───── Source data
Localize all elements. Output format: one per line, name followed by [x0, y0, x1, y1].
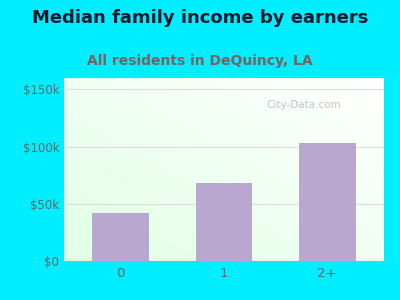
Text: Median family income by earners: Median family income by earners: [32, 9, 368, 27]
Bar: [299, 143, 356, 261]
Text: All residents in DeQuincy, LA: All residents in DeQuincy, LA: [87, 54, 313, 68]
Bar: [92, 213, 149, 261]
Text: City-Data.com: City-Data.com: [267, 100, 341, 110]
Bar: [196, 183, 252, 261]
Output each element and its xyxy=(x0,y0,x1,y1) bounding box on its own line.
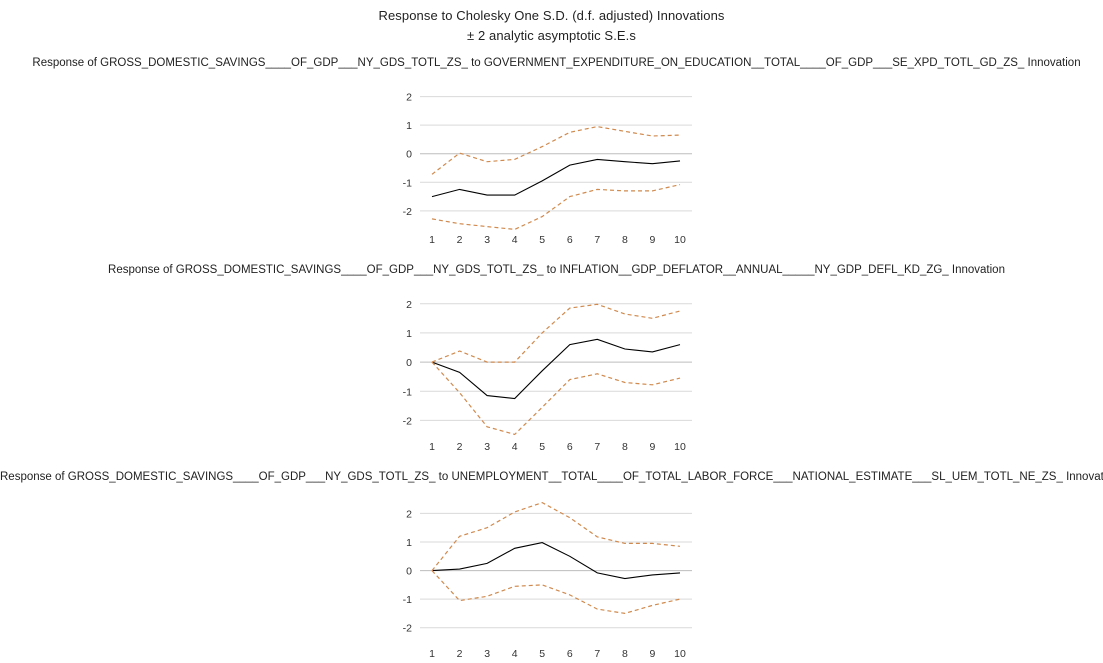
──────────
## Aim:
Swap "bounding box" for "enclosing box" throughout the entries and write them out again with everything else unchanged. Leave out the pictures.

## Exercise answer:
Localize all elements. Output format: one per line, name followed by [x0, y0, x1, y1].
Text: Median family income by earners: Median family income by earners: [32, 9, 368, 27]
Bar: [299, 143, 356, 261]
Text: All residents in DeQuincy, LA: All residents in DeQuincy, LA: [87, 54, 313, 68]
Bar: [92, 213, 149, 261]
Text: City-Data.com: City-Data.com: [267, 100, 341, 110]
Bar: [196, 183, 252, 261]
Output each element and its xyxy=(x0,y0,x1,y1) enclosing box on its own line.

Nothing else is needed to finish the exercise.